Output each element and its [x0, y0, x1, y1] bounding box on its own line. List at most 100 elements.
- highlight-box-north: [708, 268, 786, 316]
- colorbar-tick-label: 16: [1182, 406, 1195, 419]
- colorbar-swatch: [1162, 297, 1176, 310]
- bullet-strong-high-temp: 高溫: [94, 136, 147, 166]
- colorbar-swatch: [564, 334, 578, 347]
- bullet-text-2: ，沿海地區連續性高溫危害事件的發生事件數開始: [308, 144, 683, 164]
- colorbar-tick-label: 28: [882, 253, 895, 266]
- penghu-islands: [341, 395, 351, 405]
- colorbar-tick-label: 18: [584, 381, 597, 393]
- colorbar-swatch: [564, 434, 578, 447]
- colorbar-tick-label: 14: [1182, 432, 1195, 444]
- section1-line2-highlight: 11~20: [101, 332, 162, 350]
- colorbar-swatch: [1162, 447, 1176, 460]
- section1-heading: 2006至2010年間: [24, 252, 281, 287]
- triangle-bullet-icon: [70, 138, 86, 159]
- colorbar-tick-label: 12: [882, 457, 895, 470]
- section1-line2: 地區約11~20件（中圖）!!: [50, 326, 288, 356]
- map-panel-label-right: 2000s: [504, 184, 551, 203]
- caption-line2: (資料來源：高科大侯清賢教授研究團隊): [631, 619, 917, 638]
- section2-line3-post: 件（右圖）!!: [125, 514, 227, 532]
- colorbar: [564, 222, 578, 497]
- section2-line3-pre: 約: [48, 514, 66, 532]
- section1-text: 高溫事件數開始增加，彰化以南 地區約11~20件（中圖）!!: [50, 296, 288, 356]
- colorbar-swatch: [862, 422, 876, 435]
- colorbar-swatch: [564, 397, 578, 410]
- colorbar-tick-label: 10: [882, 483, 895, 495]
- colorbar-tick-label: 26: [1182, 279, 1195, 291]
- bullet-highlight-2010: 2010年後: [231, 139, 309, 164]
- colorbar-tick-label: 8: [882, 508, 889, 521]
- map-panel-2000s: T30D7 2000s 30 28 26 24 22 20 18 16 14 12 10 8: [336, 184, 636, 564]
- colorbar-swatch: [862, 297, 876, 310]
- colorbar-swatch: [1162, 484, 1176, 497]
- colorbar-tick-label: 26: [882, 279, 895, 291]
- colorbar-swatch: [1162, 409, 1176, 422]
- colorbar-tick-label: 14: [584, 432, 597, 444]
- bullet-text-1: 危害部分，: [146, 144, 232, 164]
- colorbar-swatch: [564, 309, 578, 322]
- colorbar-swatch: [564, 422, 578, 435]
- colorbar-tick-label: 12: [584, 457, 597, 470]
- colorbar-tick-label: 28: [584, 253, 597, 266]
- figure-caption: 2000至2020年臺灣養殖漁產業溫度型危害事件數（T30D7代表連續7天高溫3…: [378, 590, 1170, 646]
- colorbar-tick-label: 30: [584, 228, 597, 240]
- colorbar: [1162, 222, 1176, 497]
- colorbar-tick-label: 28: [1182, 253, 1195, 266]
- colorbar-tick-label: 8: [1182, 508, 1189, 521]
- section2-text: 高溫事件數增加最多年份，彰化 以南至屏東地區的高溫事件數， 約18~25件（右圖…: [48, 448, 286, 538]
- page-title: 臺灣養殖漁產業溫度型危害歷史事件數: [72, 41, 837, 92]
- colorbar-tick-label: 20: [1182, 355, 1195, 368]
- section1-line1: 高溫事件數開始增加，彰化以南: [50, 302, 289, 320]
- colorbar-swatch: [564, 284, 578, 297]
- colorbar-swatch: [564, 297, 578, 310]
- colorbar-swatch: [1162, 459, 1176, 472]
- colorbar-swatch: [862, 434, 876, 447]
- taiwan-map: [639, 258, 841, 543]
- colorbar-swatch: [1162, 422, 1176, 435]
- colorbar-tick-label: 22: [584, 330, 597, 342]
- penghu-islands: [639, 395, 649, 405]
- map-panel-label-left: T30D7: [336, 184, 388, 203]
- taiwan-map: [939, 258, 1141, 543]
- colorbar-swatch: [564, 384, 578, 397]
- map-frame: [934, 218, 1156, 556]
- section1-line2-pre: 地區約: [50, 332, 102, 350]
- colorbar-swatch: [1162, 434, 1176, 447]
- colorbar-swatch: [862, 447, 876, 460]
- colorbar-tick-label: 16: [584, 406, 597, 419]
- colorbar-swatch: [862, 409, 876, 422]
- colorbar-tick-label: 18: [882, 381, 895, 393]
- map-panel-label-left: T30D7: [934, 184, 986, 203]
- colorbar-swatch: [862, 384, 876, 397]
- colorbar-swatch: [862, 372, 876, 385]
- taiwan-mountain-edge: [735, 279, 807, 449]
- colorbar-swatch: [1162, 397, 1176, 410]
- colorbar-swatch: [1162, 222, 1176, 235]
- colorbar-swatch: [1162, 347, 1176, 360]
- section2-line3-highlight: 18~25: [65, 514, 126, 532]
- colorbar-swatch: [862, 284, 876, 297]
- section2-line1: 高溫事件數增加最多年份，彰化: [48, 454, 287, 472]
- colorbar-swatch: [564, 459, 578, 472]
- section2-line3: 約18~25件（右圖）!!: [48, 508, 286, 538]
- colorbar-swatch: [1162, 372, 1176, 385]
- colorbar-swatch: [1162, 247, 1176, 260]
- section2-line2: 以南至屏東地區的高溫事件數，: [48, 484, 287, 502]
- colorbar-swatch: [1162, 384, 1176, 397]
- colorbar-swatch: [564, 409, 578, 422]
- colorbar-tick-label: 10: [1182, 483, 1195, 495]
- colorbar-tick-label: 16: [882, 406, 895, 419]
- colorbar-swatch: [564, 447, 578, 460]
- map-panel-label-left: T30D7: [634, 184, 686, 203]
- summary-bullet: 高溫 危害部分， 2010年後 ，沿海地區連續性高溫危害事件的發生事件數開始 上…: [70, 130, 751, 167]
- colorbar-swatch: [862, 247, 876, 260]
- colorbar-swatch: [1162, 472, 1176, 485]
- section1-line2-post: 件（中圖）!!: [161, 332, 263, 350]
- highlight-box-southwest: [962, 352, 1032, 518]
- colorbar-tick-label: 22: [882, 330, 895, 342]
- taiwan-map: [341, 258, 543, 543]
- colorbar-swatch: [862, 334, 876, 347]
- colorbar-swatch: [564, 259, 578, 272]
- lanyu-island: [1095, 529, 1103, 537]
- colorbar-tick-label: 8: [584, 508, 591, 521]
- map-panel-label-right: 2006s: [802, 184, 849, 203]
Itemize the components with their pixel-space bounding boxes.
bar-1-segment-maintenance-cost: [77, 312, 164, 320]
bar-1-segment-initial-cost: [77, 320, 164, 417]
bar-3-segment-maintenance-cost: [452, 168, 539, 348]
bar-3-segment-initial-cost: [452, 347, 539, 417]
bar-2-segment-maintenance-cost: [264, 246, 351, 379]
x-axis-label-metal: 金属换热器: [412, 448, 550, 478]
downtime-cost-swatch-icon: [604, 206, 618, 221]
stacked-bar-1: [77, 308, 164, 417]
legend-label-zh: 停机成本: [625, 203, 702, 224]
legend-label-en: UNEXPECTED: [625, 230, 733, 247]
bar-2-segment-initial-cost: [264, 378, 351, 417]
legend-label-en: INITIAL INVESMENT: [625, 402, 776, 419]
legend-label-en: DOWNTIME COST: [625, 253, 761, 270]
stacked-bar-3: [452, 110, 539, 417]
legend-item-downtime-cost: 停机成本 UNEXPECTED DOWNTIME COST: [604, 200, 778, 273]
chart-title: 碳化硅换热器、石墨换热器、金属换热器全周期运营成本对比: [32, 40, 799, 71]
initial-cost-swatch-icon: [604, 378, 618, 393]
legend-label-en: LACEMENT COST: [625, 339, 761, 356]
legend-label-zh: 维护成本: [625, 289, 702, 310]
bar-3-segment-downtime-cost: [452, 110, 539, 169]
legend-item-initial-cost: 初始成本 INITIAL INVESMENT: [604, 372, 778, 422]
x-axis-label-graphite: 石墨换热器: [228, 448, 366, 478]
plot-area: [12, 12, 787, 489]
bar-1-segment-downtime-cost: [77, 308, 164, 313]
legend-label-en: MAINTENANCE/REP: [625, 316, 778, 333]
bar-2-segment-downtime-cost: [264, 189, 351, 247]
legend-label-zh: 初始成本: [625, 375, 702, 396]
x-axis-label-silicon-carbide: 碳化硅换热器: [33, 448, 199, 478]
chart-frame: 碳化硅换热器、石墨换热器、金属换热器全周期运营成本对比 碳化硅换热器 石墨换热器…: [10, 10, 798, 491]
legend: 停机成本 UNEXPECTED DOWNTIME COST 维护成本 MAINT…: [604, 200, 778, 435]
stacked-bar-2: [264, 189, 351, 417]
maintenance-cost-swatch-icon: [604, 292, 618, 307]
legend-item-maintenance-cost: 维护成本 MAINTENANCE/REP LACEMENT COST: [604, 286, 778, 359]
+===+
Please arrange everything from the first line down to the line containing "- section1-line2: 地區約11~20件（中圖）!!: [50, 326, 288, 356]" as a numbered list, leaving out any blank lines.

Written response:
1. Output each element and its [x0, y0, x1, y1] bounding box on its own line. List at most 100 elements.
2. - highlight-box-north: [708, 268, 786, 316]
3. - colorbar-tick-label: 16: [1182, 406, 1195, 419]
4. - colorbar-swatch: [1162, 297, 1176, 310]
5. - bullet-strong-high-temp: 高溫: [94, 136, 147, 166]
6. - colorbar-swatch: [564, 334, 578, 347]
7. - bullet-text-2: ，沿海地區連續性高溫危害事件的發生事件數開始: [308, 144, 683, 164]
8. - colorbar-tick-label: 28: [882, 253, 895, 266]
9. - penghu-islands: [341, 395, 351, 405]
10. - colorbar-tick-label: 18: [584, 381, 597, 393]
11. - colorbar-swatch: [564, 434, 578, 447]
12. - colorbar-tick-label: 14: [1182, 432, 1195, 444]
13. - section1-line2-highlight: 11~20: [101, 332, 162, 350]
14. - colorbar-swatch: [1162, 447, 1176, 460]
15. - section1-heading: 2006至2010年間: [24, 252, 281, 287]
16. - triangle-bullet-icon: [70, 138, 86, 159]
17. - colorbar-tick-label: 12: [882, 457, 895, 470]
18. - section1-line2: 地區約11~20件（中圖）!!: [50, 326, 288, 356]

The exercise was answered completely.